SUPPLIED RECORDS START
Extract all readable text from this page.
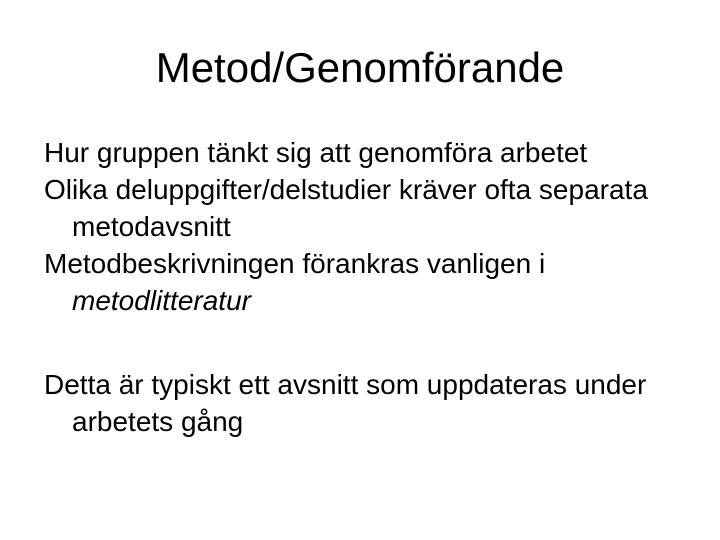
Metod/Genomförande
Hur gruppen tänkt sig att genomföra arbetet
Olika deluppgifter/delstudier kräver ofta separata metodavsnitt
Metodbeskrivningen förankras vanligen i metodlitteratur
Detta är typiskt ett avsnitt som uppdateras under arbetets gång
SUPPLIED RECORDS END
* [YOUR INSTRUCTIONS]:
What you return must match the entries above exactly, apart from the pictures, which are left out.

* [YOUR SOLUTION]:
Extract all readable text from this page.
Metod/Genomförande
Hur gruppen tänkt sig att genomföra arbetet
Olika deluppgifter/delstudier kräver ofta separata metodavsnitt
Metodbeskrivningen förankras vanligen i metodlitteratur
Detta är typiskt ett avsnitt som uppdateras under arbetets gång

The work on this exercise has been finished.